REQUIREMENT: Print the listing as it stands, omitting all images.
━━━━━ SOURCE RECORDS
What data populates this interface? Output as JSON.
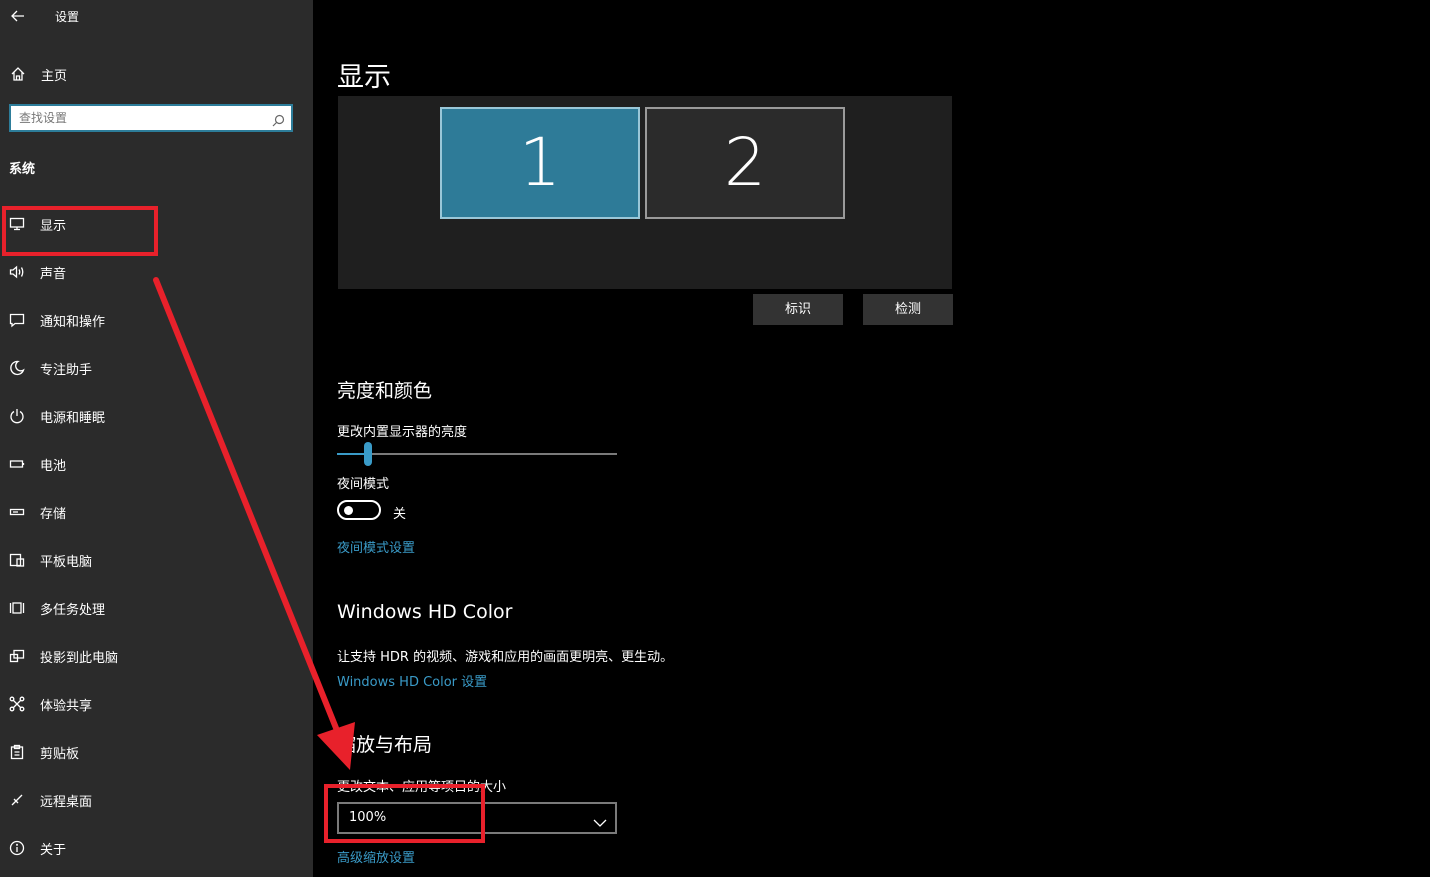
{
  "window": {
    "title": "设置"
  },
  "sidebar": {
    "home_label": "主页",
    "search": {
      "placeholder": "查找设置",
      "value": ""
    },
    "section": "系统",
    "items": [
      {
        "label": "显示",
        "icon": "monitor-icon"
      },
      {
        "label": "声音",
        "icon": "speaker-icon"
      },
      {
        "label": "通知和操作",
        "icon": "message-icon"
      },
      {
        "label": "专注助手",
        "icon": "moon-icon"
      },
      {
        "label": "电源和睡眠",
        "icon": "power-icon"
      },
      {
        "label": "电池",
        "icon": "battery-icon"
      },
      {
        "label": "存储",
        "icon": "storage-icon"
      },
      {
        "label": "平板电脑",
        "icon": "tablet-icon"
      },
      {
        "label": "多任务处理",
        "icon": "multitask-icon"
      },
      {
        "label": "投影到此电脑",
        "icon": "project-icon"
      },
      {
        "label": "体验共享",
        "icon": "share-icon"
      },
      {
        "label": "剪贴板",
        "icon": "clipboard-icon"
      },
      {
        "label": "远程桌面",
        "icon": "remote-icon"
      },
      {
        "label": "关于",
        "icon": "info-icon"
      }
    ]
  },
  "main": {
    "title": "显示",
    "monitors": [
      "1",
      "2"
    ],
    "identify_label": "标识",
    "detect_label": "检测",
    "brightness": {
      "heading": "亮度和颜色",
      "slider_label": "更改内置显示器的亮度",
      "value_fraction": 0.11,
      "night_label": "夜间模式",
      "night_state": "关",
      "night_link": "夜间模式设置"
    },
    "hdr": {
      "heading": "Windows HD Color",
      "desc": "让支持 HDR 的视频、游戏和应用的画面更明亮、更生动。",
      "link": "Windows HD Color 设置"
    },
    "scale": {
      "heading": "缩放与布局",
      "label": "更改文本、应用等项目的大小",
      "value": "100%",
      "link": "高级缩放设置"
    }
  },
  "colors": {
    "accent": "#2e7b98",
    "link": "#3a9bc8",
    "annotation": "#e8212b"
  }
}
━━━━━━━━━━
TASK RESPONSE:
What data populates this interface? Output as JSON.
{
  "window": {
    "title": "设置"
  },
  "sidebar": {
    "home_label": "主页",
    "search": {
      "placeholder": "查找设置",
      "value": ""
    },
    "section": "系统",
    "items": [
      {
        "label": "显示",
        "icon": "monitor-icon"
      },
      {
        "label": "声音",
        "icon": "speaker-icon"
      },
      {
        "label": "通知和操作",
        "icon": "message-icon"
      },
      {
        "label": "专注助手",
        "icon": "moon-icon"
      },
      {
        "label": "电源和睡眠",
        "icon": "power-icon"
      },
      {
        "label": "电池",
        "icon": "battery-icon"
      },
      {
        "label": "存储",
        "icon": "storage-icon"
      },
      {
        "label": "平板电脑",
        "icon": "tablet-icon"
      },
      {
        "label": "多任务处理",
        "icon": "multitask-icon"
      },
      {
        "label": "投影到此电脑",
        "icon": "project-icon"
      },
      {
        "label": "体验共享",
        "icon": "share-icon"
      },
      {
        "label": "剪贴板",
        "icon": "clipboard-icon"
      },
      {
        "label": "远程桌面",
        "icon": "remote-icon"
      },
      {
        "label": "关于",
        "icon": "info-icon"
      }
    ]
  },
  "main": {
    "title": "显示",
    "monitors": [
      "1",
      "2"
    ],
    "identify_label": "标识",
    "detect_label": "检测",
    "brightness": {
      "heading": "亮度和颜色",
      "slider_label": "更改内置显示器的亮度",
      "value_fraction": 0.11,
      "night_label": "夜间模式",
      "night_state": "关",
      "night_link": "夜间模式设置"
    },
    "hdr": {
      "heading": "Windows HD Color",
      "desc": "让支持 HDR 的视频、游戏和应用的画面更明亮、更生动。",
      "link": "Windows HD Color 设置"
    },
    "scale": {
      "heading": "缩放与布局",
      "label": "更改文本、应用等项目的大小",
      "value": "100%",
      "link": "高级缩放设置"
    }
  },
  "colors": {
    "accent": "#2e7b98",
    "link": "#3a9bc8",
    "annotation": "#e8212b"
  }
}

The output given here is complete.